### [Short task]
Find the string "inch" and gather every line that holds it.

### [Provided information]
<<<<

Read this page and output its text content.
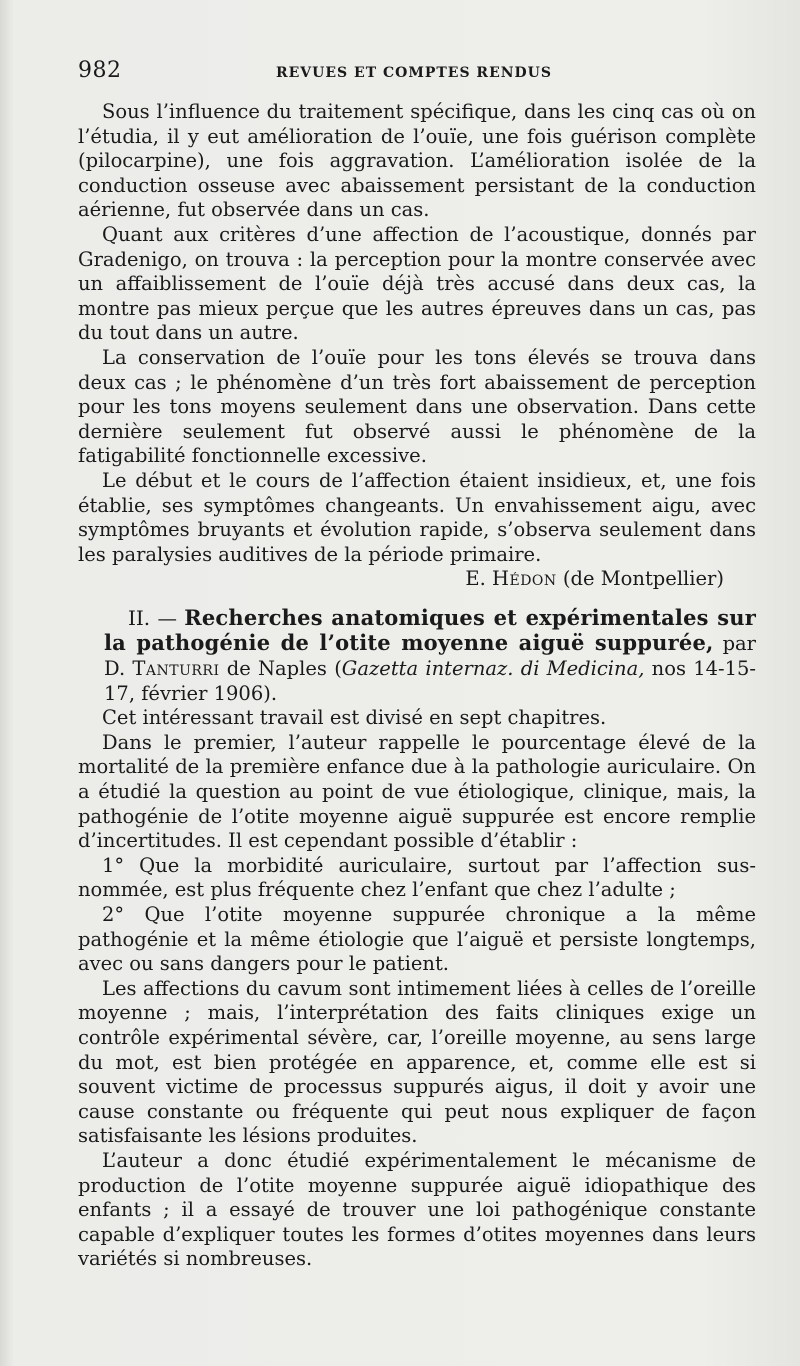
982	REVUES ET COMPTES RENDUS

Sous l’influence du traitement spécifique, dans les cinq cas où on l’étudia, il y eut amélioration de l’ouïe, une fois guérison complète (pilocarpine), une fois aggravation. L’amélioration isolée de la conduction osseuse avec abaissement persistant de la conduction aérienne, fut observée dans un cas.

Quant aux critères d’une affection de l’acoustique, donnés par Gradenigo, on trouva : la perception pour la montre conservée avec un affaiblissement de l’ouïe déjà très accusé dans deux cas, la montre pas mieux perçue que les autres épreuves dans un cas, pas du tout dans un autre.

La conservation de l’ouïe pour les tons élevés se trouva dans deux cas ; le phénomène d’un très fort abaissement de perception pour les tons moyens seulement dans une observation. Dans cette dernière seulement fut observé aussi le phénomène de la fatigabilité fonctionnelle excessive.

Le début et le cours de l’affection étaient insidieux, et, une fois établie, ses symptômes changeants. Un envahissement aigu, avec symptômes bruyants et évolution rapide, s’observa seulement dans les paralysies auditives de la période primaire.

E. Hédon (de Montpellier)

II. — Recherches anatomiques et expérimentales sur la pathogénie de l’otite moyenne aiguë suppurée, par D. Tanturri de Naples (Gazetta internaz. di Medicina, nos 14-15-17, février 1906).

Cet intéressant travail est divisé en sept chapitres.

Dans le premier, l’auteur rappelle le pourcentage élevé de la mortalité de la première enfance due à la pathologie auriculaire. On a étudié la question au point de vue étiologique, clinique, mais, la pathogénie de l’otite moyenne aiguë suppurée est encore remplie d’incertitudes. Il est cependant possible d’établir :

1° Que la morbidité auriculaire, surtout par l’affection sus-nommée, est plus fréquente chez l’enfant que chez l’adulte ;

2° Que l’otite moyenne suppurée chronique a la même pathogénie et la même étiologie que l’aiguë et persiste longtemps, avec ou sans dangers pour le patient.

Les affections du cavum sont intimement liées à celles de l’oreille moyenne ; mais, l’interprétation des faits cliniques exige un contrôle expérimental sévère, car, l’oreille moyenne, au sens large du mot, est bien protégée en apparence, et, comme elle est si souvent victime de processus suppurés aigus, il doit y avoir une cause constante ou fréquente qui peut nous expliquer de façon satisfaisante les lésions produites.

L’auteur a donc étudié expérimentalement le mécanisme de production de l’otite moyenne suppurée aiguë idiopathique des enfants ; il a essayé de trouver une loi pathogénique constante capable d’expliquer toutes les formes d’otites moyennes dans leurs variétés si nombreuses.
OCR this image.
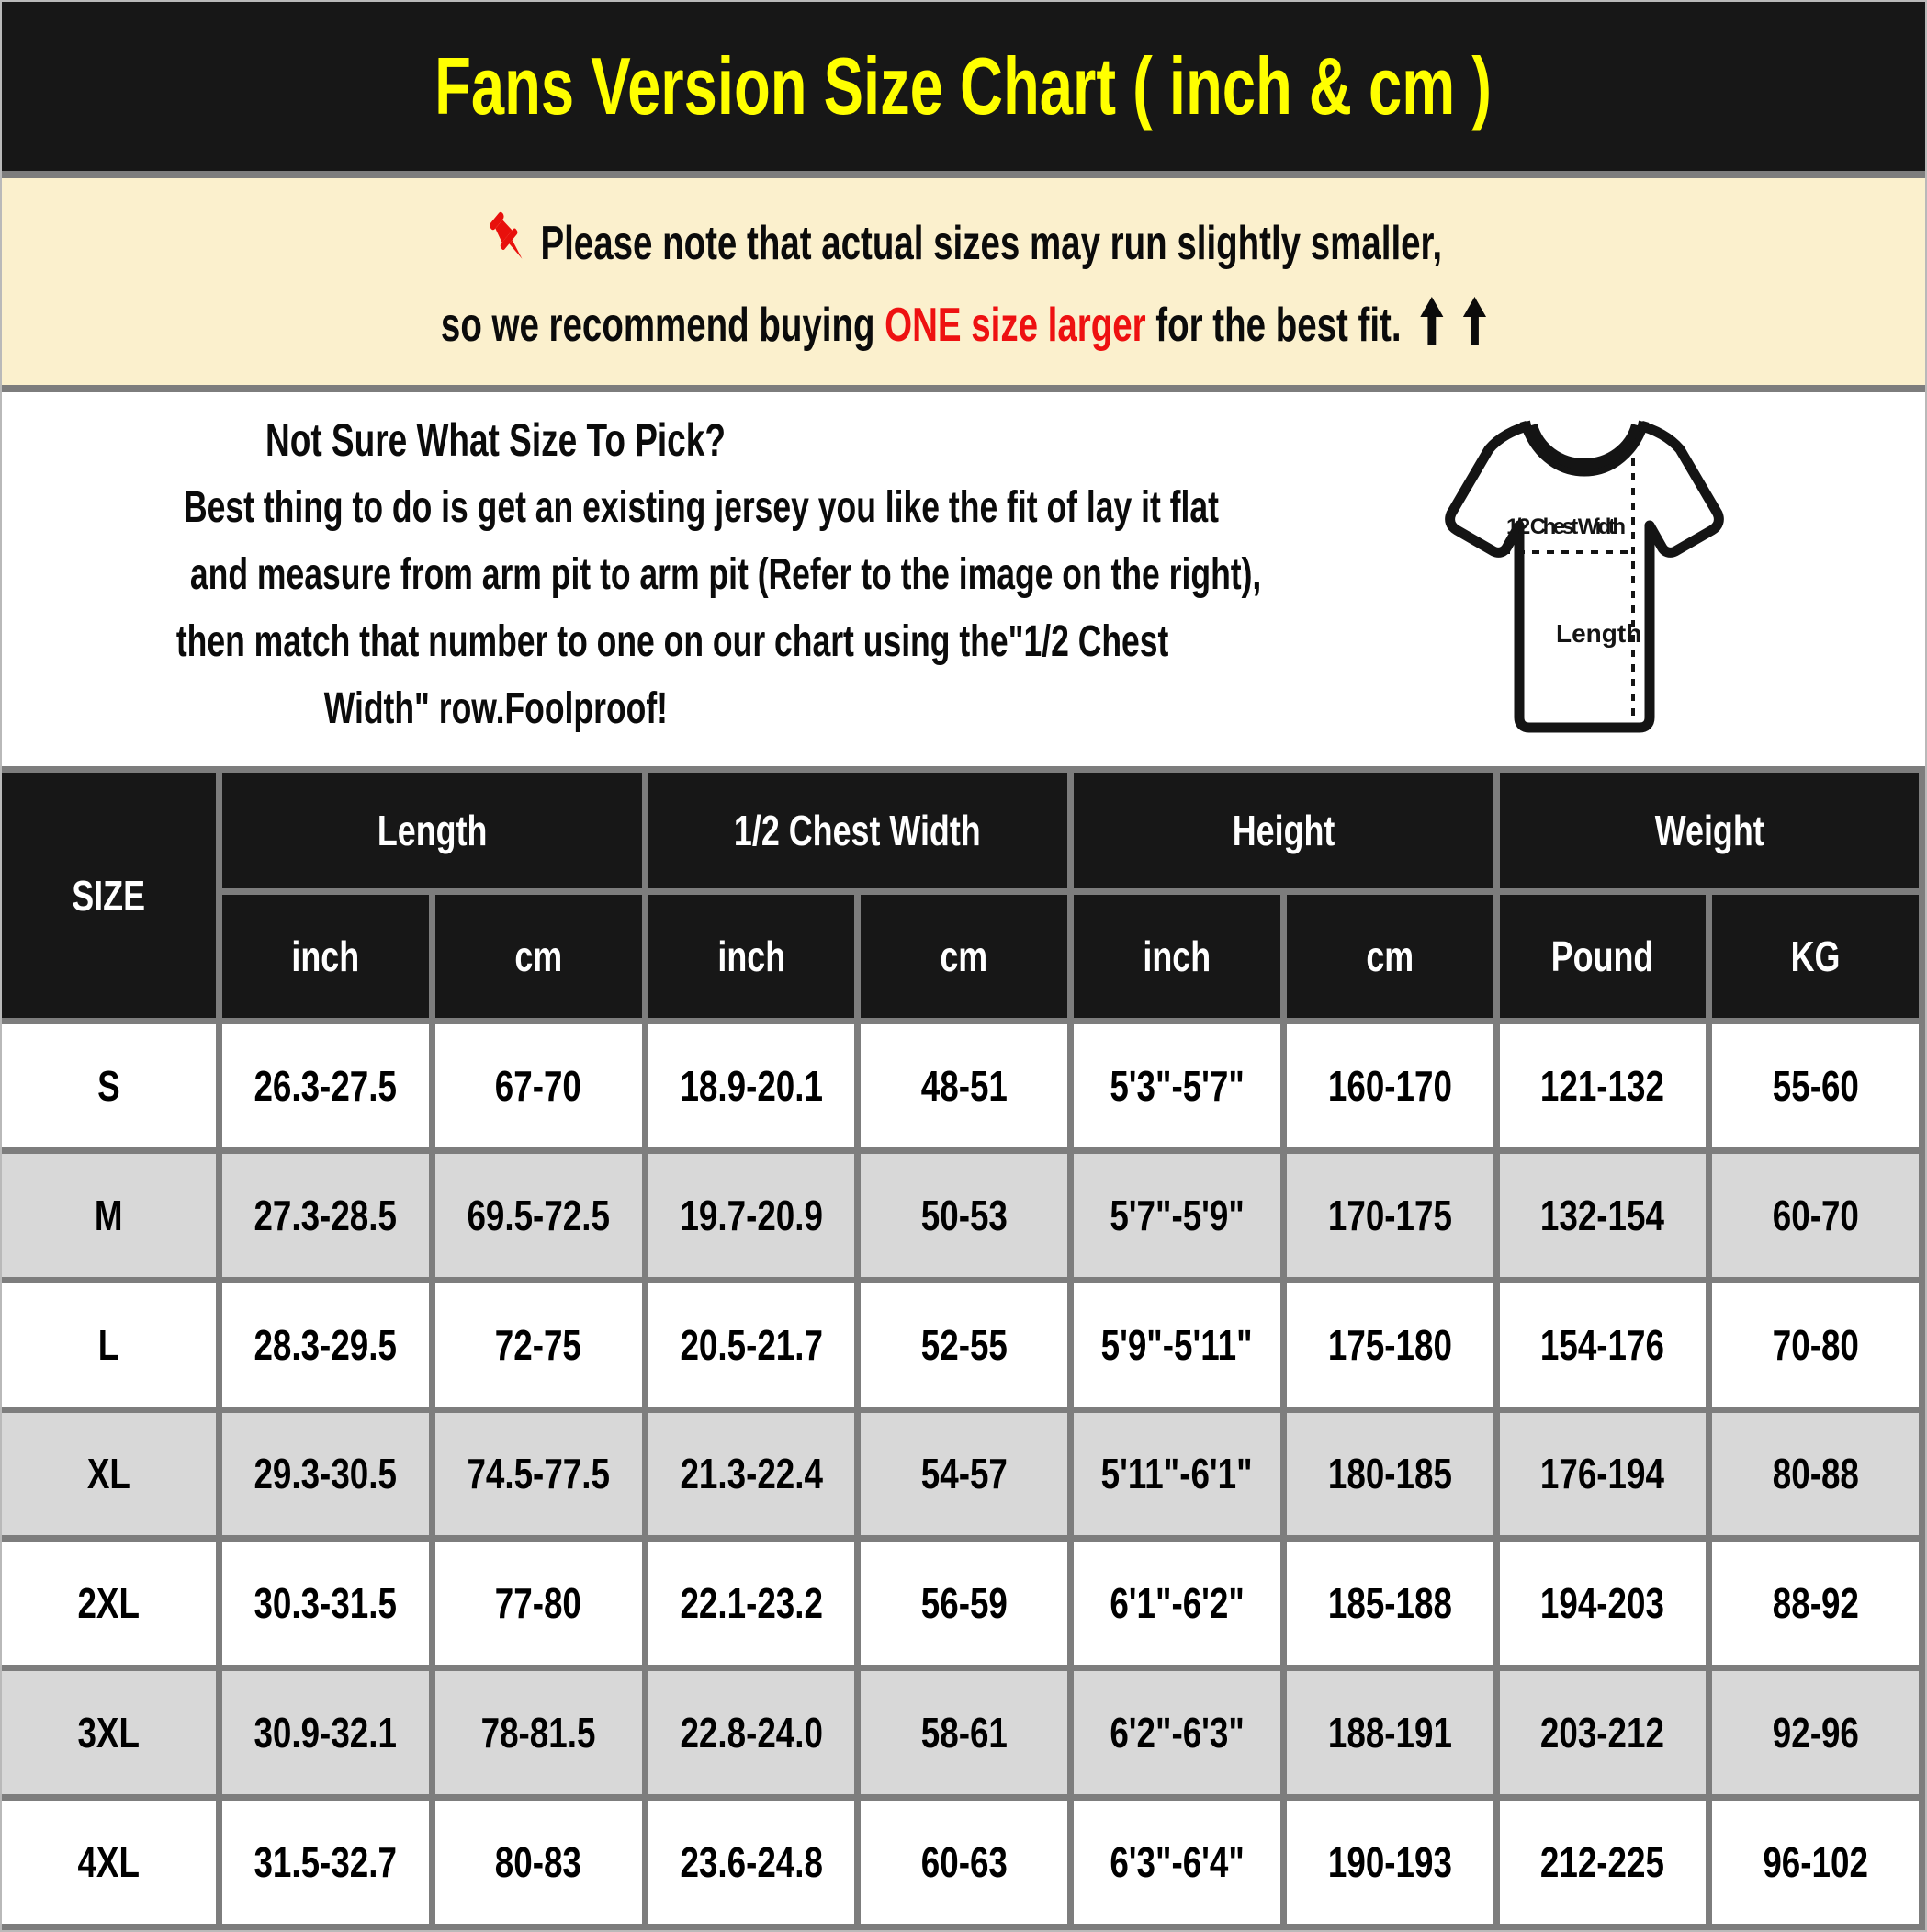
Fans Version Size Chart ( inch & cm )
Please note that actual sizes may run slightly smaller,
so we recommend buying ONE size larger for the best fit.
Not Sure What Size To Pick?
Best thing to do is get an existing jersey you like the fit of lay it flat
and measure from arm pit to arm pit (Refer to the image on the right),
then match that number to one on our chart using the"1/2 Chest
Width" row.Foolproof!
1/2 Chest Width
Length
SIZE
Length	1/2 Chest Width	Height	Weight
inch	cm	inch	cm	inch	cm	Pound	KG
S	26.3-27.5 67-70 18.9-20.1 48-51 5'3"-5'7" 160-170 121-132	55-60
M	27.3-28.5 69.5-72.5 19.7-20.9 50-53 5'7"-5'9" 170-175 132-154	60-70
L	28.3-29.5 72-75 20.5-21.7 52-55 5'9"-5'11" 175-180 154-176	70-80
XL	29.3-30.5 74.5-77.5 21.3-22.4 54-57 5'11"-6'1" 180-185 176-194	80-88
2XL	30.3-31.5 77-80 22.1-23.2 56-59 6'1"-6'2" 185-188 194-203	88-92
3XL	30.9-32.1 78-81.5 22.8-24.0 58-61 6'2"-6'3" 188-191 203-212	92-96
4XL	31.5-32.7 80-83 23.6-24.8 60-63 6'3"-6'4" 190-193 212-225 96-102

>>>>

### [Output of the task]
Fans Version Size Chart ( inch & cm )
inch	cm	inch	cm	inch	cm	Pound	KG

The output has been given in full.